**Task details:** Go through the listing below and gather every line with the word "JSON".

**Exercise inputs:**
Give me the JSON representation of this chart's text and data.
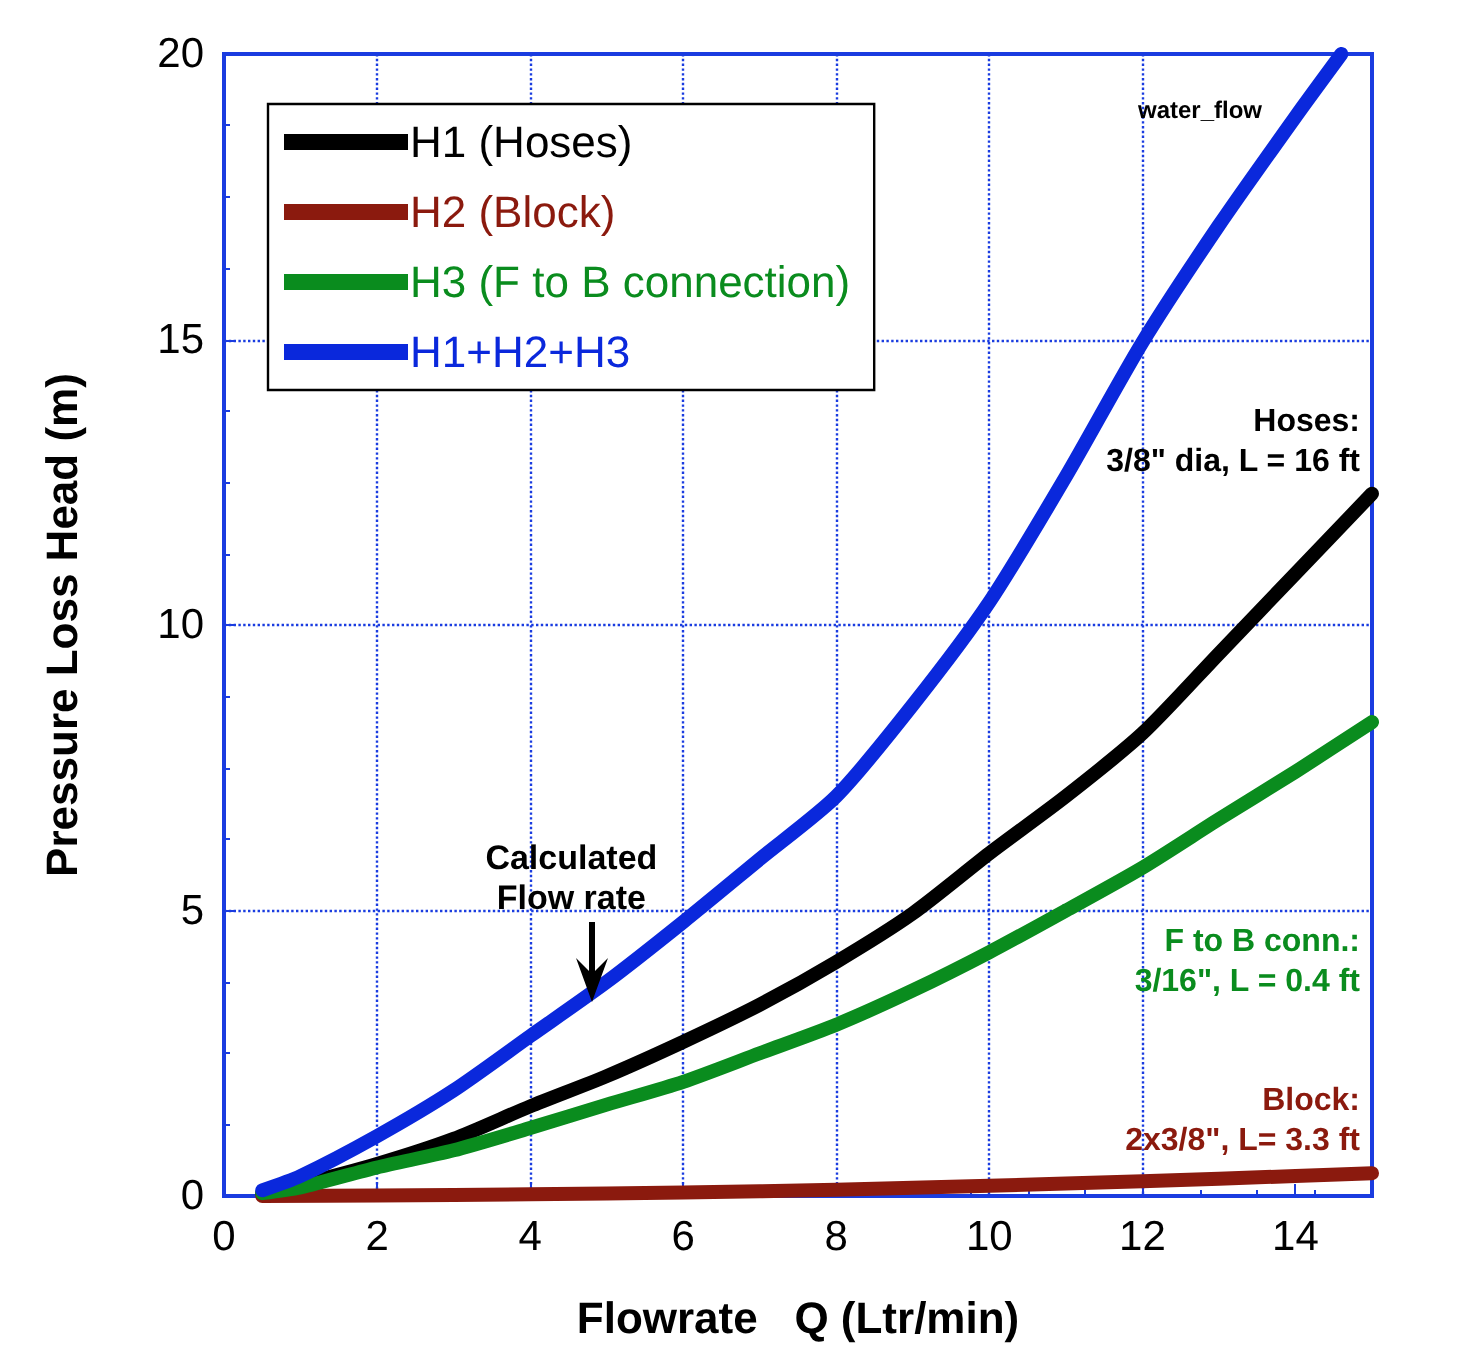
{
  "chart_data": {
    "type": "line",
    "xlabel": "Flowrate   Q (Ltr/min)",
    "ylabel": "Pressure Loss Head (m)",
    "xlim": [
      0,
      15
    ],
    "ylim": [
      0,
      20
    ],
    "xticks": [
      0,
      2,
      4,
      6,
      8,
      10,
      12,
      14
    ],
    "yticks": [
      0,
      5,
      10,
      15,
      20
    ],
    "grid": true,
    "legend": "top left",
    "marker": "none",
    "line_style": "solid",
    "series": [
      {
        "name": "H1 (Hoses)",
        "color": "#000000",
        "x": [
          0.5,
          1,
          2,
          3,
          4,
          5,
          6,
          7,
          8,
          9,
          10,
          11,
          12,
          13,
          14,
          15
        ],
        "values": [
          0.05,
          0.2,
          0.56,
          1.0,
          1.57,
          2.1,
          2.7,
          3.35,
          4.1,
          4.95,
          6.0,
          7.0,
          8.1,
          9.5,
          10.9,
          12.3
        ]
      },
      {
        "name": "H2 (Block)",
        "color": "#8b1a0e",
        "x": [
          0.5,
          2,
          4,
          6,
          8,
          10,
          12,
          14,
          15
        ],
        "values": [
          0,
          0.01,
          0.03,
          0.06,
          0.11,
          0.18,
          0.26,
          0.35,
          0.4
        ]
      },
      {
        "name": "H3 (F to B connection)",
        "color": "#0a8c1e",
        "x": [
          0.5,
          1,
          2,
          3,
          4,
          5,
          6,
          7,
          8,
          9,
          10,
          11,
          12,
          13,
          14,
          15
        ],
        "values": [
          0.05,
          0.15,
          0.5,
          0.8,
          1.19,
          1.6,
          2.0,
          2.5,
          3.0,
          3.6,
          4.27,
          5.0,
          5.75,
          6.6,
          7.43,
          8.3
        ]
      },
      {
        "name": "H1+H2+H3",
        "color": "#0a28dc",
        "x": [
          0.5,
          1,
          2,
          3,
          4,
          5,
          6,
          7,
          8,
          9,
          10,
          11,
          12,
          13,
          14,
          14.6
        ],
        "values": [
          0.1,
          0.35,
          1.05,
          1.85,
          2.8,
          3.75,
          4.8,
          5.9,
          7.0,
          8.6,
          10.4,
          12.6,
          14.95,
          17,
          18.9,
          20
        ]
      }
    ],
    "annotations": [
      "water_flow",
      "Hoses:\n3/8\" dia, L = 16 ft",
      "Block:\n2x3/8\", L= 3.3 ft",
      "F to B conn.:\n3/16\", L = 0.4 ft",
      {
        "text": "Calculated\nFlow rate",
        "x": 4.8,
        "y": 3.4
      }
    ]
  }
}
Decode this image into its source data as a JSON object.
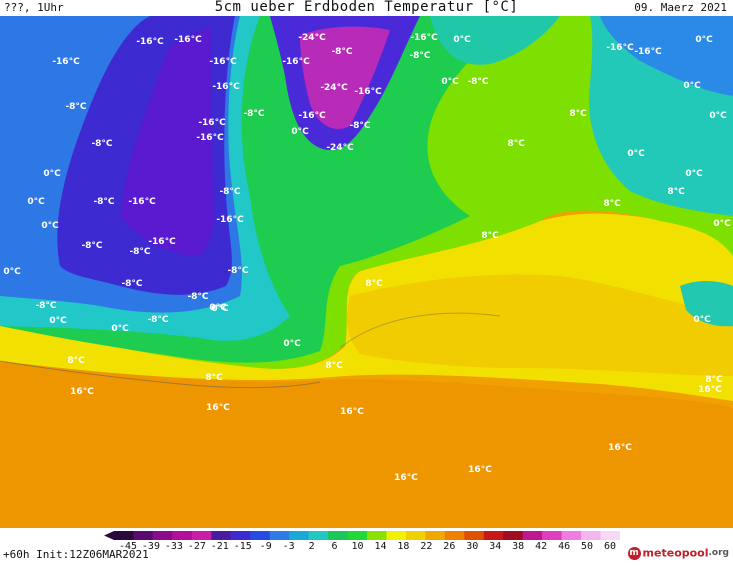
{
  "header": {
    "left": "???, 1Uhr",
    "title": "5cm ueber Erdboden Temperatur [°C]",
    "date": "09. Maerz 2021"
  },
  "legend": {
    "ticks": [
      "-45",
      "-39",
      "-33",
      "-27",
      "-21",
      "-15",
      "-9",
      "-3",
      "2",
      "6",
      "10",
      "14",
      "18",
      "22",
      "26",
      "30",
      "34",
      "38",
      "42",
      "46",
      "50",
      "60"
    ],
    "colors": [
      "#2a0a3a",
      "#5a0a6e",
      "#8a0c8a",
      "#b0109a",
      "#c81ea8",
      "#4a1aa0",
      "#3d2ad0",
      "#2a4ae6",
      "#2e7ae8",
      "#1aa8d8",
      "#22c8c0",
      "#1ac85a",
      "#20d838",
      "#8ae000",
      "#f0f000",
      "#f0d000",
      "#f0a800",
      "#f08000",
      "#e05000",
      "#c81818",
      "#a00c20",
      "#c01890",
      "#e040c0",
      "#f07ce0",
      "#f4b4ee",
      "#f8d8f6"
    ]
  },
  "map": {
    "labels": [
      {
        "t": "-16°C"
      },
      {
        "t": "-16°C"
      },
      {
        "t": "-24°C"
      },
      {
        "t": "-16°C"
      },
      {
        "t": "0°C"
      },
      {
        "t": "-16°C"
      },
      {
        "t": "-16°C"
      },
      {
        "t": "-16°C"
      },
      {
        "t": "-8°C"
      },
      {
        "t": "-8°C"
      },
      {
        "t": "0°C"
      },
      {
        "t": "-16°C"
      },
      {
        "t": "-16°C"
      },
      {
        "t": "-8°C"
      },
      {
        "t": "-24°C"
      },
      {
        "t": "-16°C"
      },
      {
        "t": "0°C"
      },
      {
        "t": "-8°C"
      },
      {
        "t": "-16°C"
      },
      {
        "t": "0°C"
      },
      {
        "t": "-16°C"
      },
      {
        "t": "-8°C"
      },
      {
        "t": "-16°C"
      },
      {
        "t": "-8°C"
      },
      {
        "t": "0°C"
      },
      {
        "t": "-16°C"
      },
      {
        "t": "-24°C"
      },
      {
        "t": "-8°C"
      },
      {
        "t": "0°C"
      },
      {
        "t": "8°C"
      },
      {
        "t": "8°C"
      },
      {
        "t": "0°C"
      },
      {
        "t": "8°C"
      },
      {
        "t": "0°C"
      },
      {
        "t": "0°C"
      },
      {
        "t": "-16°C"
      },
      {
        "t": "-8°C"
      },
      {
        "t": "8°C"
      },
      {
        "t": "0°C"
      },
      {
        "t": "-16°C"
      },
      {
        "t": "-8°C"
      },
      {
        "t": "0°C"
      },
      {
        "t": "-8°C"
      },
      {
        "t": "-16°C"
      },
      {
        "t": "0°C"
      },
      {
        "t": "8°C"
      },
      {
        "t": "-8°C"
      },
      {
        "t": "-8°C"
      },
      {
        "t": "-8°C"
      },
      {
        "t": "8°C"
      },
      {
        "t": "0°C"
      },
      {
        "t": "-8°C"
      },
      {
        "t": "-8°C"
      },
      {
        "t": "0°C"
      },
      {
        "t": "-8°C"
      },
      {
        "t": "0°C"
      },
      {
        "t": "0°C"
      },
      {
        "t": "0°C"
      },
      {
        "t": "0°C"
      },
      {
        "t": "8°C"
      },
      {
        "t": "8°C"
      },
      {
        "t": "16°C"
      },
      {
        "t": "8°C"
      },
      {
        "t": "16°C"
      },
      {
        "t": "16°C"
      },
      {
        "t": "8°C"
      },
      {
        "t": "16°C"
      },
      {
        "t": "16°C"
      },
      {
        "t": "16°C"
      },
      {
        "t": "16°C"
      },
      {
        "t": "0°C"
      }
    ]
  },
  "footer": {
    "run_info": "+60h Init:12Z06MAR2021",
    "brand_name": "meteopool",
    "brand_tld": ".org"
  }
}
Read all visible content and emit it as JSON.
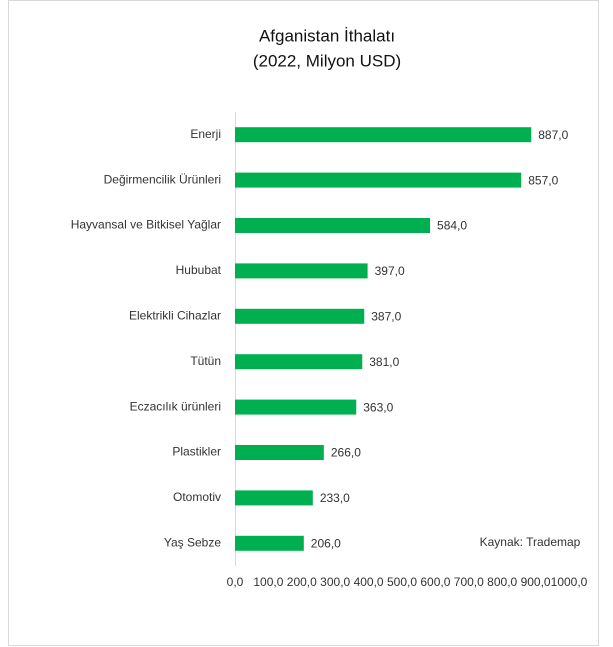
{
  "chart_data": {
    "type": "bar",
    "orientation": "horizontal",
    "title": "Afganistan İthalatı",
    "subtitle": "(2022, Milyon USD)",
    "annotation": "Kaynak: Trademap",
    "categories": [
      "Enerji",
      "Değirmencilik Ürünleri",
      "Hayvansal ve Bitkisel Yağlar",
      "Hububat",
      "Elektrikli Cihazlar",
      "Tütün",
      "Eczacılık ürünleri",
      "Plastikler",
      "Otomotiv",
      "Yaş Sebze"
    ],
    "values": [
      887,
      857,
      584,
      397,
      387,
      381,
      363,
      266,
      233,
      206
    ],
    "value_labels": [
      "887,0",
      "857,0",
      "584,0",
      "397,0",
      "387,0",
      "381,0",
      "363,0",
      "266,0",
      "233,0",
      "206,0"
    ],
    "color": "#00b050",
    "xlim": [
      0,
      1000
    ],
    "xticks": [
      {
        "value": 0,
        "label": "0,0"
      },
      {
        "value": 100,
        "label": "100,0"
      },
      {
        "value": 200,
        "label": "200,0"
      },
      {
        "value": 300,
        "label": "300,0"
      },
      {
        "value": 400,
        "label": "400,0"
      },
      {
        "value": 500,
        "label": "500,0"
      },
      {
        "value": 600,
        "label": "600,0"
      },
      {
        "value": 700,
        "label": "700,0"
      },
      {
        "value": 800,
        "label": "800,0"
      },
      {
        "value": 900,
        "label": "900,0"
      },
      {
        "value": 1000,
        "label": "1000,0"
      }
    ],
    "grid": false
  }
}
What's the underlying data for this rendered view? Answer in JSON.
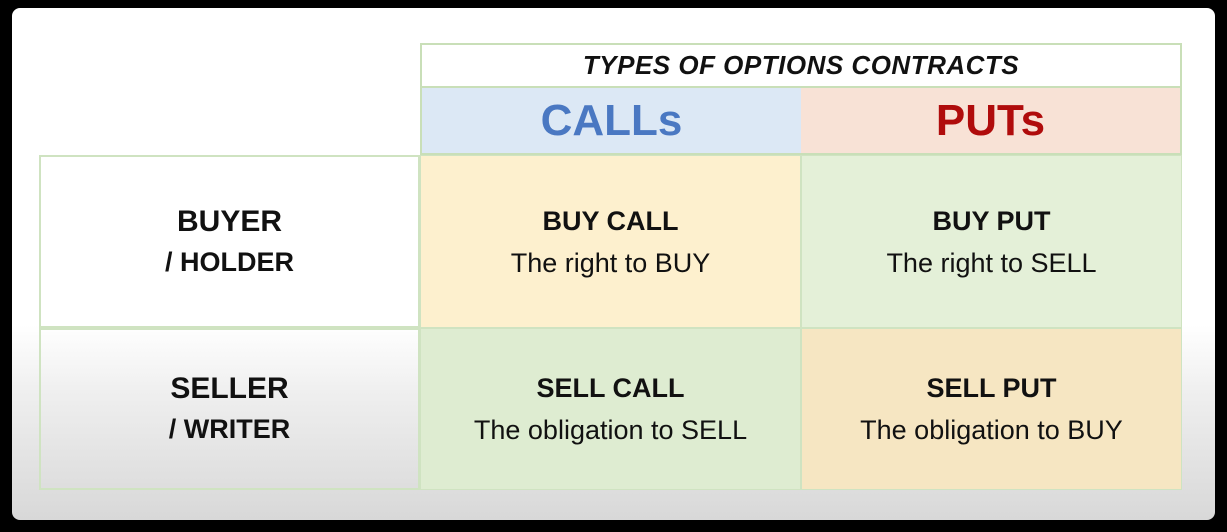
{
  "table": {
    "title": "TYPES OF OPTIONS CONTRACTS",
    "columns": [
      {
        "label": "CALLs",
        "color": "#4a78c2",
        "bg": "#dce8f5"
      },
      {
        "label": "PUTs",
        "color": "#b00c0c",
        "bg": "#f8e2d6"
      }
    ],
    "rows": [
      {
        "label_line1": "BUYER",
        "label_line2": "/ HOLDER"
      },
      {
        "label_line1": "SELLER",
        "label_line2": "/ WRITER"
      }
    ],
    "cells": {
      "buy_call": {
        "title": "BUY CALL",
        "desc": "The right to BUY",
        "bg": "#fdf0ce"
      },
      "buy_put": {
        "title": "BUY PUT",
        "desc": "The right to SELL",
        "bg": "#e4f0d8"
      },
      "sell_call": {
        "title": "SELL CALL",
        "desc": "The obligation to SELL",
        "bg": "#deecd1"
      },
      "sell_put": {
        "title": "SELL PUT",
        "desc": "The obligation to BUY",
        "bg": "#f6e6c2"
      }
    }
  }
}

**Full output:**
Give me the JSON representation of this chart's text and data.
Decode this image into its source data as a JSON object.
Read all visible content and emit it as JSON.
What's the underlying data for this rendered view? Answer in JSON.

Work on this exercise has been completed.